## Directive
Return every line below in which "left" appears.

## Supplied records
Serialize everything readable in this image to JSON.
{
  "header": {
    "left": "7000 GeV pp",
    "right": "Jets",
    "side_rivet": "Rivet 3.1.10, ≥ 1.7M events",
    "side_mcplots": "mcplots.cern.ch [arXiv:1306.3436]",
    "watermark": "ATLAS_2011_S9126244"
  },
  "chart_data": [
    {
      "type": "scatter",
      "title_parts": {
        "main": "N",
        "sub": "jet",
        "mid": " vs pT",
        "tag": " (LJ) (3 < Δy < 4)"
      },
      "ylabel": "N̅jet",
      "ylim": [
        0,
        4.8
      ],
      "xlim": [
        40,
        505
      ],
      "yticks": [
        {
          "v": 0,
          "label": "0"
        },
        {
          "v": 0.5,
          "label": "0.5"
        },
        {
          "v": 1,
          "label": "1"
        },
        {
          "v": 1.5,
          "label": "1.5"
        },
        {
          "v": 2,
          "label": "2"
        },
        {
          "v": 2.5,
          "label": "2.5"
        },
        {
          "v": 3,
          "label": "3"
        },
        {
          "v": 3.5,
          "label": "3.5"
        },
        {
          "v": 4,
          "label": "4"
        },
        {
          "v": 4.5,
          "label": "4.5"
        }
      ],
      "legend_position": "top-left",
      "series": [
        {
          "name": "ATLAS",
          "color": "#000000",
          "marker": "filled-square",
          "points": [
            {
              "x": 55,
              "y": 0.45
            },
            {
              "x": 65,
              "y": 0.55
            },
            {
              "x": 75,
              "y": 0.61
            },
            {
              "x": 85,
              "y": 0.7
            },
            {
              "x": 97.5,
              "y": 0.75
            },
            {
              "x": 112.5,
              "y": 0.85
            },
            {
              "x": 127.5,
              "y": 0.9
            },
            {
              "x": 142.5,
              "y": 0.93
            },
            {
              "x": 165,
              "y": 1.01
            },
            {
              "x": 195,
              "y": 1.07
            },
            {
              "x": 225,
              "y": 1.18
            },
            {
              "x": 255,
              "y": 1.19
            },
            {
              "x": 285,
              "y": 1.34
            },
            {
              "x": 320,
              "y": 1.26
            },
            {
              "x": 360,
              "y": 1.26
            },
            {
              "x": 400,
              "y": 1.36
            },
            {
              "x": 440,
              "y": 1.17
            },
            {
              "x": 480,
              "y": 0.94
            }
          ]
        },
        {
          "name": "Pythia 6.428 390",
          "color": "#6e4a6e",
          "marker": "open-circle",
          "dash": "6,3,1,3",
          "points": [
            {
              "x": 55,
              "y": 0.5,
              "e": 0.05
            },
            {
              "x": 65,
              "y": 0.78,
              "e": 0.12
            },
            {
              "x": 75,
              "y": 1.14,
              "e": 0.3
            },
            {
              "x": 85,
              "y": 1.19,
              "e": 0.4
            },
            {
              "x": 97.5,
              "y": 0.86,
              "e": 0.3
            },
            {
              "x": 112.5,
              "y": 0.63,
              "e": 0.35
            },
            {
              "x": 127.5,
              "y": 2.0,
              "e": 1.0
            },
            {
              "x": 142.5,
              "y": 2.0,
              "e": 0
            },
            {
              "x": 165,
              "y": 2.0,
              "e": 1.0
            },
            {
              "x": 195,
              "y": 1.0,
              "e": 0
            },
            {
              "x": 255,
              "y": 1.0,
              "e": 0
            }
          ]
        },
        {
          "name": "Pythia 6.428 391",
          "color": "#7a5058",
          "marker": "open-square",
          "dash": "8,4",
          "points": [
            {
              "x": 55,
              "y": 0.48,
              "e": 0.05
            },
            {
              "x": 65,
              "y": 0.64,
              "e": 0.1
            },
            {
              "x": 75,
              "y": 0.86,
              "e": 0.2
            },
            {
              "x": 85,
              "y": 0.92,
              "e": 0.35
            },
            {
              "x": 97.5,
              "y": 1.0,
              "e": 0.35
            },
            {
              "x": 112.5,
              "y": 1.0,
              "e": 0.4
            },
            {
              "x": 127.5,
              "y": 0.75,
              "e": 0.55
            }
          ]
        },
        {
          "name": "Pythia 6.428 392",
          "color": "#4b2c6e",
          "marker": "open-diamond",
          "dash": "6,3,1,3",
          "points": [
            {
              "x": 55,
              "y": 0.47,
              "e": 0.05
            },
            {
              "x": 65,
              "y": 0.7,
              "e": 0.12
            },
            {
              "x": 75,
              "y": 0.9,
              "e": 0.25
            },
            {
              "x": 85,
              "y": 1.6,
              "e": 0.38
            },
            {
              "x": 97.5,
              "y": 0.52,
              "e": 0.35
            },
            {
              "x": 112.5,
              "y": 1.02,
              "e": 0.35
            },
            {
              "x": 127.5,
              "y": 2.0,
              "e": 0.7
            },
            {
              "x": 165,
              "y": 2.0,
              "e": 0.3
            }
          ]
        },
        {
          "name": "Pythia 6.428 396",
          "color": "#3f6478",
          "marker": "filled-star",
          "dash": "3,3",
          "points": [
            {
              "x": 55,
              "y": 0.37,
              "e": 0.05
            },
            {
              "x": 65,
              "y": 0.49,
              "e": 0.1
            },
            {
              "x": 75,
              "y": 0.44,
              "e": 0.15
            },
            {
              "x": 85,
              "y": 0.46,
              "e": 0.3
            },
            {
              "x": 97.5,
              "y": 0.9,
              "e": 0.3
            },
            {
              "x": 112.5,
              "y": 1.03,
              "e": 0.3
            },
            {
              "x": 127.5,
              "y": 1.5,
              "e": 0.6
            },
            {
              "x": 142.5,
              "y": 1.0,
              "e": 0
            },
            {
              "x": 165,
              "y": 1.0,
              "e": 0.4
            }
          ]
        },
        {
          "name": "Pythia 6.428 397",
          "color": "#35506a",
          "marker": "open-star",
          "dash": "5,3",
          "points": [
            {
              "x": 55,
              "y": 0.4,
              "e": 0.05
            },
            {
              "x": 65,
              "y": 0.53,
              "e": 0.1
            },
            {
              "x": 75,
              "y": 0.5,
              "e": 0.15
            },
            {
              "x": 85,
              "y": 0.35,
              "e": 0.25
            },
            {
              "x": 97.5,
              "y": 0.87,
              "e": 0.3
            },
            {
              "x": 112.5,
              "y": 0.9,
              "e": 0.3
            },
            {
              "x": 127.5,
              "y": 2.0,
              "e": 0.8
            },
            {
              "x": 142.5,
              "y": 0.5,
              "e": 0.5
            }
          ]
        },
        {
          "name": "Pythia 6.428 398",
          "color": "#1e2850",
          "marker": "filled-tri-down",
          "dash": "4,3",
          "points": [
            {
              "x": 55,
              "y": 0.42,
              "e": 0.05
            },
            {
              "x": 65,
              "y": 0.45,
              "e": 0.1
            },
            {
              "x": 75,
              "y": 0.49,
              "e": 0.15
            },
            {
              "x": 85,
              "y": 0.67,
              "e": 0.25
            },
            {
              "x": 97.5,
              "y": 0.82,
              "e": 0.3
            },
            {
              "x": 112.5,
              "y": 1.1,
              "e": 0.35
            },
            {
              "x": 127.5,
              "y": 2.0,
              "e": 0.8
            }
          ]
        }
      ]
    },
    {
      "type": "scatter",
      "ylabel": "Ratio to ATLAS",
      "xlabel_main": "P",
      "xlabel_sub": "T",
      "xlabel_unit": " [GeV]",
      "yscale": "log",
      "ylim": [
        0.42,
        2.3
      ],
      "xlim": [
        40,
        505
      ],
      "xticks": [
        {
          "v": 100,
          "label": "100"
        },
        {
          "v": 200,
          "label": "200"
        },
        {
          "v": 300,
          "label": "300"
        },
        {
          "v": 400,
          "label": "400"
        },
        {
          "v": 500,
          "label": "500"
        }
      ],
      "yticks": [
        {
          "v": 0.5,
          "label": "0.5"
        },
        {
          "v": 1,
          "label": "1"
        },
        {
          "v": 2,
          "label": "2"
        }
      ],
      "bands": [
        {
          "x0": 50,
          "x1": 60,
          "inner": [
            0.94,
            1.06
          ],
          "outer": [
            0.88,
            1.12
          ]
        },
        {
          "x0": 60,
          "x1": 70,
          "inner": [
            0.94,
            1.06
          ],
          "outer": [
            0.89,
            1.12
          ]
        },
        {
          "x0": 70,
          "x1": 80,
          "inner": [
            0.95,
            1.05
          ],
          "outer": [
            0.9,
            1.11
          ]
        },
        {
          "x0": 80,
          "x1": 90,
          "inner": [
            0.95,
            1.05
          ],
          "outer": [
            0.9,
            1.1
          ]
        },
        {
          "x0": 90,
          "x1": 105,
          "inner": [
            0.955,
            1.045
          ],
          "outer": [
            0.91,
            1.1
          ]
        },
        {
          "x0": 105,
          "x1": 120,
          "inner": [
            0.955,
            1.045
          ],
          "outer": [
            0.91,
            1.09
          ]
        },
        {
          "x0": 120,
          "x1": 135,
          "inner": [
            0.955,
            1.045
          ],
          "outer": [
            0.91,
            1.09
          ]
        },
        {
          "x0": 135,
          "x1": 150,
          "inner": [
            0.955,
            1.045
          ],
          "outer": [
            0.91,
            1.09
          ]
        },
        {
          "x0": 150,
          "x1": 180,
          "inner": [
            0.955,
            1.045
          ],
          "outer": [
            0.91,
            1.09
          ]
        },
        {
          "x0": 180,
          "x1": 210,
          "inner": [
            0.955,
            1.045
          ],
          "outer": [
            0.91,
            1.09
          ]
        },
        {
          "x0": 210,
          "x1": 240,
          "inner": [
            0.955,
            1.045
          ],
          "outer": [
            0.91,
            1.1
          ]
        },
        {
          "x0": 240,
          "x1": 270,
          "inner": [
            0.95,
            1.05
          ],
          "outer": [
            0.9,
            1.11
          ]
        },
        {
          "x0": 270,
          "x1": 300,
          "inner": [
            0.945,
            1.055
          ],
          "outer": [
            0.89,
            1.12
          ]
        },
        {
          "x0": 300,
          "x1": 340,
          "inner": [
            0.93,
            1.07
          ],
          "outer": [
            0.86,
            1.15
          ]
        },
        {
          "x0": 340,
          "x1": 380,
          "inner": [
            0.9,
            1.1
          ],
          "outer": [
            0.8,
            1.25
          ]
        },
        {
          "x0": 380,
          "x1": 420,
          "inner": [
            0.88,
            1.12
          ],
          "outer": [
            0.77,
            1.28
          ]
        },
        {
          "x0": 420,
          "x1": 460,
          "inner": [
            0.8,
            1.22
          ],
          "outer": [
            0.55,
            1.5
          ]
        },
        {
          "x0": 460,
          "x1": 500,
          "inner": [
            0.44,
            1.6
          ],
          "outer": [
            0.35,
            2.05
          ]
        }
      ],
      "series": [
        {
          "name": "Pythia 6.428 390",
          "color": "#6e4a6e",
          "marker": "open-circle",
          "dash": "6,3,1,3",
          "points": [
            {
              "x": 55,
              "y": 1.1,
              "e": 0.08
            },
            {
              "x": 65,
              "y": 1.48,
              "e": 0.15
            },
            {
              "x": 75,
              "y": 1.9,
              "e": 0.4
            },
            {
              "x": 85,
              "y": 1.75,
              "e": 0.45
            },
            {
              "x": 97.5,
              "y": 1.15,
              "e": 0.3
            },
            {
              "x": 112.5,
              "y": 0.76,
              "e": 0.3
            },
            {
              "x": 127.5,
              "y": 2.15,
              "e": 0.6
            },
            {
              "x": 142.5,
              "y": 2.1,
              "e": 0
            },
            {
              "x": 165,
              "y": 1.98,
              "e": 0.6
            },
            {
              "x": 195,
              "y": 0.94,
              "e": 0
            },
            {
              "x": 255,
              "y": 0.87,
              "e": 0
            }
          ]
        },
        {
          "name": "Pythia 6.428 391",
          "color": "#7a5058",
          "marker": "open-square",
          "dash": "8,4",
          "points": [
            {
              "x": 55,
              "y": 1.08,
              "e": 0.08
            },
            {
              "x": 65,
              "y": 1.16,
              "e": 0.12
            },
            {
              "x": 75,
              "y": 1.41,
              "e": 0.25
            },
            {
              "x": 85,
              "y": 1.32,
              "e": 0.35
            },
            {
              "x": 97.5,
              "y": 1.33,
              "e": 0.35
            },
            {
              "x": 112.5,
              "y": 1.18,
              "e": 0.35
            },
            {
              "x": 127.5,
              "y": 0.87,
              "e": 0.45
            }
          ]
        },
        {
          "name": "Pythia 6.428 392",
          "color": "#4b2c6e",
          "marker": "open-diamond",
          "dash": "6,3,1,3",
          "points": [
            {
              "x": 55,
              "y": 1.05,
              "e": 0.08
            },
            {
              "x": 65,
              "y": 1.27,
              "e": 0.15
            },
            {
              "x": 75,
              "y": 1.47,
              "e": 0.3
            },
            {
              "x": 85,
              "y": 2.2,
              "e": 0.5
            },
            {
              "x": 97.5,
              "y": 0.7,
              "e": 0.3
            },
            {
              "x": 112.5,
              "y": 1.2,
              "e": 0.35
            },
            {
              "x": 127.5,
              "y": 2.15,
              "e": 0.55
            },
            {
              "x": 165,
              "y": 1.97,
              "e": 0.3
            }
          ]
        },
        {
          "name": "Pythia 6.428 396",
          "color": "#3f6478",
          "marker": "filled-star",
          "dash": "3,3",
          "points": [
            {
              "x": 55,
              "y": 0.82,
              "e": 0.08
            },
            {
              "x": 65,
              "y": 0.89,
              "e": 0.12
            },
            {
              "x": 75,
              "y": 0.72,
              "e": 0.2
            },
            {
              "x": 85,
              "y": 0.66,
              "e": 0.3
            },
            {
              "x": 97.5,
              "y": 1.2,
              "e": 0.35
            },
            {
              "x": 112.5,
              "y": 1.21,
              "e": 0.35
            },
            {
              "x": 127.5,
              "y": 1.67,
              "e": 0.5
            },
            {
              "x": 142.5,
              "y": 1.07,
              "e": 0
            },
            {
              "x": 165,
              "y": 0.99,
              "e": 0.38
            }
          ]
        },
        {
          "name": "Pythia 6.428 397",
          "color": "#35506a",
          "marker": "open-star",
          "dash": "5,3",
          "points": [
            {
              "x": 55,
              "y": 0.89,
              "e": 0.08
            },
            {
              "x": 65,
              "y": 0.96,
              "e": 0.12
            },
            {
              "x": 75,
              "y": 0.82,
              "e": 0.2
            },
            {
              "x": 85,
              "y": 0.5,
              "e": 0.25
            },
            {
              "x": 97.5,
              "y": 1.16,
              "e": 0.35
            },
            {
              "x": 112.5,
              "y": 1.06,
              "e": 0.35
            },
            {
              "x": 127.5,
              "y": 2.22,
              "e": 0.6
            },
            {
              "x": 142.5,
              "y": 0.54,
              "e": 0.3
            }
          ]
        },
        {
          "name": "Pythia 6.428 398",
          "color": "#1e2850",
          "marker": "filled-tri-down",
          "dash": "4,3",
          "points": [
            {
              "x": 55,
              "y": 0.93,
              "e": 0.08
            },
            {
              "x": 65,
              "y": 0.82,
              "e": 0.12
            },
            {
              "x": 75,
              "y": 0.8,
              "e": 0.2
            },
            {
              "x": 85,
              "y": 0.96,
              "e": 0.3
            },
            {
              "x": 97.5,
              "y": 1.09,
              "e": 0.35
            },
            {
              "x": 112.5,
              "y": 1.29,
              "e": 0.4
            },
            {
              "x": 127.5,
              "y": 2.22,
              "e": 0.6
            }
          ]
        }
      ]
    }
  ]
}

## Answer in full
    "left": "7000 GeV pp",
      "legend_position": "top-left",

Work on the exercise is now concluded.